### OBJECTIVE:
Under this task are some entries; return every one of them exactly.

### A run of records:
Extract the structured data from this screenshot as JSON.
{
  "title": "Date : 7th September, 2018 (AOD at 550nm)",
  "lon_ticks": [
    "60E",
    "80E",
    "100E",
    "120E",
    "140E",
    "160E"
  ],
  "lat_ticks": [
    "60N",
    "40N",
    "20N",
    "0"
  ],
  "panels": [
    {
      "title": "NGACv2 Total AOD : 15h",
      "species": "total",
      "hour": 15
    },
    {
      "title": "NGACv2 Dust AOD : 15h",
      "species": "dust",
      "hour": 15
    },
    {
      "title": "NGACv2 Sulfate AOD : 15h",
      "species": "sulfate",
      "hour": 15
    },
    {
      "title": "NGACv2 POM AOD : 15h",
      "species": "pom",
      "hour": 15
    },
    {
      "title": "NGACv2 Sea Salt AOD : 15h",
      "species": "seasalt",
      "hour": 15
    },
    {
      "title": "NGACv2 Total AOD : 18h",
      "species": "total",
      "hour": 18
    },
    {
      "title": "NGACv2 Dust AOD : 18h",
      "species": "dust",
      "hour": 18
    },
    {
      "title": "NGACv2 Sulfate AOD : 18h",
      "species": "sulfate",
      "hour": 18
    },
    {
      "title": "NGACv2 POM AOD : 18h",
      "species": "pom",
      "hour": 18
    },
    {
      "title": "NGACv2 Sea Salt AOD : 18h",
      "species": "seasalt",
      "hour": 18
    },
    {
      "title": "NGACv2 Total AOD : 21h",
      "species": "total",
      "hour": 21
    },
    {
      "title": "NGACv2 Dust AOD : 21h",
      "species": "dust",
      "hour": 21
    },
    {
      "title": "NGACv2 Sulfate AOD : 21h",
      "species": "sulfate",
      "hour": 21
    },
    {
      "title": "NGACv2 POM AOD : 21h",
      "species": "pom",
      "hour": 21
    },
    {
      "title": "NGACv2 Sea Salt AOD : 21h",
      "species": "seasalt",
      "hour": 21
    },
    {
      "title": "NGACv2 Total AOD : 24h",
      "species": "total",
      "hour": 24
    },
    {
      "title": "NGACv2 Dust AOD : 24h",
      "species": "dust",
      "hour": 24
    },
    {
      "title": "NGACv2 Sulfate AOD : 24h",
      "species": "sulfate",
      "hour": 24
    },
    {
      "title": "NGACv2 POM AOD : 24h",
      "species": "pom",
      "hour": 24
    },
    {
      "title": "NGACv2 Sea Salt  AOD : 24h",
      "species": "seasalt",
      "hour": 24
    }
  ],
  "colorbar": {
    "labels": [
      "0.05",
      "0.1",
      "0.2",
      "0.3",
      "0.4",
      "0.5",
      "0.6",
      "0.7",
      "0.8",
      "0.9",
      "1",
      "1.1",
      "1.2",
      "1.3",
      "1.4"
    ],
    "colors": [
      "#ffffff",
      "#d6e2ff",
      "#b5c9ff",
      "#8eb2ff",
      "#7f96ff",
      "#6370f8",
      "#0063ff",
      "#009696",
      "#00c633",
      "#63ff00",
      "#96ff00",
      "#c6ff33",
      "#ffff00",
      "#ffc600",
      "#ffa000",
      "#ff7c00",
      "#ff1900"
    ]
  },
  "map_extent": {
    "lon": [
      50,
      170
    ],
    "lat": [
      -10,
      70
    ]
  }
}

### CORRECT RESPONSE:
Extract the structured data from this screenshot as JSON.
{
  "title": "Date : 7th September, 2018 (AOD at 550nm)",
  "lon_ticks": [
    "60E",
    "80E",
    "100E",
    "120E",
    "140E",
    "160E"
  ],
  "lat_ticks": [
    "60N",
    "40N",
    "20N",
    "0"
  ],
  "panels": [
    {
      "title": "NGACv2 Total AOD : 15h",
      "species": "total",
      "hour": 15
    },
    {
      "title": "NGACv2 Dust AOD : 15h",
      "species": "dust",
      "hour": 15
    },
    {
      "title": "NGACv2 Sulfate AOD : 15h",
      "species": "sulfate",
      "hour": 15
    },
    {
      "title": "NGACv2 POM AOD : 15h",
      "species": "pom",
      "hour": 15
    },
    {
      "title": "NGACv2 Sea Salt AOD : 15h",
      "species": "seasalt",
      "hour": 15
    },
    {
      "title": "NGACv2 Total AOD : 18h",
      "species": "total",
      "hour": 18
    },
    {
      "title": "NGACv2 Dust AOD : 18h",
      "species": "dust",
      "hour": 18
    },
    {
      "title": "NGACv2 Sulfate AOD : 18h",
      "species": "sulfate",
      "hour": 18
    },
    {
      "title": "NGACv2 POM AOD : 18h",
      "species": "pom",
      "hour": 18
    },
    {
      "title": "NGACv2 Sea Salt AOD : 18h",
      "species": "seasalt",
      "hour": 18
    },
    {
      "title": "NGACv2 Total AOD : 21h",
      "species": "total",
      "hour": 21
    },
    {
      "title": "NGACv2 Dust AOD : 21h",
      "species": "dust",
      "hour": 21
    },
    {
      "title": "NGACv2 Sulfate AOD : 21h",
      "species": "sulfate",
      "hour": 21
    },
    {
      "title": "NGACv2 POM AOD : 21h",
      "species": "pom",
      "hour": 21
    },
    {
      "title": "NGACv2 Sea Salt AOD : 21h",
      "species": "seasalt",
      "hour": 21
    },
    {
      "title": "NGACv2 Total AOD : 24h",
      "species": "total",
      "hour": 24
    },
    {
      "title": "NGACv2 Dust AOD : 24h",
      "species": "dust",
      "hour": 24
    },
    {
      "title": "NGACv2 Sulfate AOD : 24h",
      "species": "sulfate",
      "hour": 24
    },
    {
      "title": "NGACv2 POM AOD : 24h",
      "species": "pom",
      "hour": 24
    },
    {
      "title": "NGACv2 Sea Salt  AOD : 24h",
      "species": "seasalt",
      "hour": 24
    }
  ],
  "colorbar": {
    "labels": [
      "0.05",
      "0.1",
      "0.2",
      "0.3",
      "0.4",
      "0.5",
      "0.6",
      "0.7",
      "0.8",
      "0.9",
      "1",
      "1.1",
      "1.2",
      "1.3",
      "1.4"
    ],
    "colors": [
      "#ffffff",
      "#d6e2ff",
      "#b5c9ff",
      "#8eb2ff",
      "#7f96ff",
      "#6370f8",
      "#0063ff",
      "#009696",
      "#00c633",
      "#63ff00",
      "#96ff00",
      "#c6ff33",
      "#ffff00",
      "#ffc600",
      "#ffa000",
      "#ff7c00",
      "#ff1900"
    ]
  },
  "map_extent": {
    "lon": [
      50,
      170
    ],
    "lat": [
      -10,
      70
    ]
  }
}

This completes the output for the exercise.